→ **Exercise aim**:
Read the listing below and copy out every line that holds "экземпляры".

→ **Items**:
------------------------

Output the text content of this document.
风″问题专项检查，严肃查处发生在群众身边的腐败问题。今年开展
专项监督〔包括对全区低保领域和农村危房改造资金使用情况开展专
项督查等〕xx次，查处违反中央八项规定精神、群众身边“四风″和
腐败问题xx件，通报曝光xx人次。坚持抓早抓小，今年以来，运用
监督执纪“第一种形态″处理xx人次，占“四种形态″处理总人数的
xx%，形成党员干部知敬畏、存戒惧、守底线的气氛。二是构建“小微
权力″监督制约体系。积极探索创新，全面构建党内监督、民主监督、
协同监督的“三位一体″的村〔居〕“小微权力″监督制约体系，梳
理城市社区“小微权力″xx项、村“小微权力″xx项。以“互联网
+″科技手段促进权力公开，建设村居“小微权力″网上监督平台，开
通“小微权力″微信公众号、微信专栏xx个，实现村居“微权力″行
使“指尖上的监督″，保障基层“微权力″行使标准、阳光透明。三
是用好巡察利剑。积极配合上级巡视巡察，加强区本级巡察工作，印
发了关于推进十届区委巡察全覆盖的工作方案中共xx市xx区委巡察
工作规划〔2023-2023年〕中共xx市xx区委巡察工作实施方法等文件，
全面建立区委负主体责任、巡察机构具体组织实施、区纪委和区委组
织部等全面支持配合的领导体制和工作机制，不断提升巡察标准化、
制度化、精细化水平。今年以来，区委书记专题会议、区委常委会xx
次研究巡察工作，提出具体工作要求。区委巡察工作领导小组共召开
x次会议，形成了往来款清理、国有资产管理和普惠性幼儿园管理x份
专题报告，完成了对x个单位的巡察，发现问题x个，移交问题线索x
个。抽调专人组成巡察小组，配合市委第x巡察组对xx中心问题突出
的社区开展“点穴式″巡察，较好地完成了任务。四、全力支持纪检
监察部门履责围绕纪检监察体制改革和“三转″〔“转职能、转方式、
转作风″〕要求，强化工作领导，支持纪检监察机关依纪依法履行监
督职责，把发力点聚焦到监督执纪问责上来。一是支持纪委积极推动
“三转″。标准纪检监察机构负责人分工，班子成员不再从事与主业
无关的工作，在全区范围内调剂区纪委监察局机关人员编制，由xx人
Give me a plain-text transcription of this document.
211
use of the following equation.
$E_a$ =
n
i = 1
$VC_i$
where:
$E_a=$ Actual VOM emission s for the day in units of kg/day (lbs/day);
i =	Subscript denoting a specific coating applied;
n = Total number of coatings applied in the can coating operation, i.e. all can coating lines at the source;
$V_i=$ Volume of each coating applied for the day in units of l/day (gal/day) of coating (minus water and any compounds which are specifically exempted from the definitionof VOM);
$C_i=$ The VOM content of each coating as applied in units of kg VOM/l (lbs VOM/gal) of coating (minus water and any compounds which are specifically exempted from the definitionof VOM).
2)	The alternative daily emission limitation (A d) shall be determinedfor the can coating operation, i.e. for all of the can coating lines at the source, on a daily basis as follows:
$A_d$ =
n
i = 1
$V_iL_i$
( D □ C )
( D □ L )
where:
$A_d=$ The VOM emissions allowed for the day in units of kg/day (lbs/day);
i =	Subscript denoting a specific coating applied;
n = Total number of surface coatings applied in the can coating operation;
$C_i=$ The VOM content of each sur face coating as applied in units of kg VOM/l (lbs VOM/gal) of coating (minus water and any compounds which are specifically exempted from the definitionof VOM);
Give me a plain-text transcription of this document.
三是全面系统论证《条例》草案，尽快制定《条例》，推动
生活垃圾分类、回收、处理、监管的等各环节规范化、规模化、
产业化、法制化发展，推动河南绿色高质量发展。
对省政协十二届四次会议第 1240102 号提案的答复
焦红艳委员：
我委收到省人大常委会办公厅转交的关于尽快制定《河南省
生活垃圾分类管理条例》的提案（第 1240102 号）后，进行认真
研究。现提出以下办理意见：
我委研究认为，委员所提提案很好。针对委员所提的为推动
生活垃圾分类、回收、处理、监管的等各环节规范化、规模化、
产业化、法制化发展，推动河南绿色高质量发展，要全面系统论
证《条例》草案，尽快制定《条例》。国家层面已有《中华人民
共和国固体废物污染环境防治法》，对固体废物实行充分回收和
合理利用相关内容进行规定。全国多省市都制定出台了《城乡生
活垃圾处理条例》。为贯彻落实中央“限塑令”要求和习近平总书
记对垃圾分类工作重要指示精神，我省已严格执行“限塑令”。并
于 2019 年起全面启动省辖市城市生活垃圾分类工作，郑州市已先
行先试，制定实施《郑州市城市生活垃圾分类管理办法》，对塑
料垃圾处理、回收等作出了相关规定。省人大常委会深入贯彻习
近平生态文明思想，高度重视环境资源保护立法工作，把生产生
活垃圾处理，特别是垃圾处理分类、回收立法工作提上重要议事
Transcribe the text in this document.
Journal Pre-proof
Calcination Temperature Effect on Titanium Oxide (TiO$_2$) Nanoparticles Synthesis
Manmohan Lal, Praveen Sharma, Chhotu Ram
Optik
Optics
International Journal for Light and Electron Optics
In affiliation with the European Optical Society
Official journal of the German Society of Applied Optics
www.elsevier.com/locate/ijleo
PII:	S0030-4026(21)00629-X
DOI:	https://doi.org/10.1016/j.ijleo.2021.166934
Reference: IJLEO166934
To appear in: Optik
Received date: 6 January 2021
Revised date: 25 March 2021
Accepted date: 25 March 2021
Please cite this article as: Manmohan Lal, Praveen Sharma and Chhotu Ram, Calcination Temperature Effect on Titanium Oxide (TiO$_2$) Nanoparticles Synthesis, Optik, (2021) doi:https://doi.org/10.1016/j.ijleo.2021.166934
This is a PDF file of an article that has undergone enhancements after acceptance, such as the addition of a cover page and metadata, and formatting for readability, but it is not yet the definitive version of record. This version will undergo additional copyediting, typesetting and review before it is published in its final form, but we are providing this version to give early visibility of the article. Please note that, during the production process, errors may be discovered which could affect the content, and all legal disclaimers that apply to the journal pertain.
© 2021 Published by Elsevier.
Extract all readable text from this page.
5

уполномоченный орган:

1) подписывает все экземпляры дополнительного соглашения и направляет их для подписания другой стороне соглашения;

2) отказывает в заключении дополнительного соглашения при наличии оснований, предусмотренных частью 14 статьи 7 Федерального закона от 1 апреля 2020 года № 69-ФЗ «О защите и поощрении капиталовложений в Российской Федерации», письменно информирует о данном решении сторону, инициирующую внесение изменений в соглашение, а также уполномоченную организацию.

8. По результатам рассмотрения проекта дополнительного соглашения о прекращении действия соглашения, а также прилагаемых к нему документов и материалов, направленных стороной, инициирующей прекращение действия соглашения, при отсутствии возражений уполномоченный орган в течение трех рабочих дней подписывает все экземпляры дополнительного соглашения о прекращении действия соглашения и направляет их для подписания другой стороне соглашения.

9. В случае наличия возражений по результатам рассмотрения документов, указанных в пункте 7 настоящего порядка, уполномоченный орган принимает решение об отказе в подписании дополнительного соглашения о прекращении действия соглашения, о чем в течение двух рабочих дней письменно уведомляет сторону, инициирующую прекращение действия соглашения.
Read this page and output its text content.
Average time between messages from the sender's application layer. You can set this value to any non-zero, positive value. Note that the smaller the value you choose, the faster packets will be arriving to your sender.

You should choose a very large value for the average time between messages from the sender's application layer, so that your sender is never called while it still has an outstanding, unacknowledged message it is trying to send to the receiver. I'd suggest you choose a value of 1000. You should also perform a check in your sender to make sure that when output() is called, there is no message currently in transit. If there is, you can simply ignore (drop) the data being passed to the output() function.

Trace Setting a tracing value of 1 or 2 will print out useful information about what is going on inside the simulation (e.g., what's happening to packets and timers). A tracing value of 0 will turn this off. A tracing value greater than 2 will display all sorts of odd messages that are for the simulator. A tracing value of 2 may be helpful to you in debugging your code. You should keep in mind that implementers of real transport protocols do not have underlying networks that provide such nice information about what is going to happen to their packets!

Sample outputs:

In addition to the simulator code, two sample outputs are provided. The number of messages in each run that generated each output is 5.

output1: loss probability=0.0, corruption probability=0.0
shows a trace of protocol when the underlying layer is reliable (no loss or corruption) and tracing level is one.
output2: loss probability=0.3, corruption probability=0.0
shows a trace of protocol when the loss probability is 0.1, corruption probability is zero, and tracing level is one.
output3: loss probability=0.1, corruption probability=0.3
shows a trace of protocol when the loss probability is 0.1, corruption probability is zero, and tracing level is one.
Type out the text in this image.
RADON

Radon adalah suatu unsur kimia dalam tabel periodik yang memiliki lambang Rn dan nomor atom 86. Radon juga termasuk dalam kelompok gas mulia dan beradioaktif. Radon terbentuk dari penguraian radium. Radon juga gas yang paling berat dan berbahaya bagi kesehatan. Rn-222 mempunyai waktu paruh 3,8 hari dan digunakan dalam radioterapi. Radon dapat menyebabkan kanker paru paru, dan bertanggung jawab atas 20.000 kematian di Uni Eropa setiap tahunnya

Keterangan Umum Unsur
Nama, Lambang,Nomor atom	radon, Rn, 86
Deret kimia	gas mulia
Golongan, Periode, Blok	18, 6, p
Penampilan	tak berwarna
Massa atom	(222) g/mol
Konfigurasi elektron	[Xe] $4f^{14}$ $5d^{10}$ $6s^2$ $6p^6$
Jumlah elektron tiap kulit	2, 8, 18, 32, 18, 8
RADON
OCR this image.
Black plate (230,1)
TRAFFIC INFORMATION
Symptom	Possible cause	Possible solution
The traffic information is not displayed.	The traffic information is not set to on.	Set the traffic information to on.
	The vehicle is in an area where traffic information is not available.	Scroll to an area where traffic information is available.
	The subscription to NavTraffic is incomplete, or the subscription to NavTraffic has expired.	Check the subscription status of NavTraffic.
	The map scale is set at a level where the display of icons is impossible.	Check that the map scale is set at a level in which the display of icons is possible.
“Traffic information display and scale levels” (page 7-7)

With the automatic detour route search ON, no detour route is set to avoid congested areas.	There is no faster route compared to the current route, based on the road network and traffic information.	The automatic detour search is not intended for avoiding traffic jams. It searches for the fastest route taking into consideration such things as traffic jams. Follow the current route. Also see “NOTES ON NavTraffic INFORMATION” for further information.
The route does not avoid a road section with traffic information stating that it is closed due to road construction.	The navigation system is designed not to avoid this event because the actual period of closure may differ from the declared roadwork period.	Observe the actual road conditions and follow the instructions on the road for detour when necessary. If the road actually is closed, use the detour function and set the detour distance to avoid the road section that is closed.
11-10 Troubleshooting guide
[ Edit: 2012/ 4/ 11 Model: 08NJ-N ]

------------------------

→ **Solution for this problem**:
1) подписывает все экземпляры дополнительного соглашения и направляет их для подписания другой стороне соглашения;
8. По результатам рассмотрения проекта дополнительного соглашения о прекращении действия соглашения, а также прилагаемых к нему документов и материалов, направленных стороной, инициирующей прекращение действия соглашения, при отсутствии возражений уполномоченный орган в течение трех рабочих дней подписывает все экземпляры дополнительного соглашения о прекращении действия соглашения и направляет их для подписания другой стороне соглашения.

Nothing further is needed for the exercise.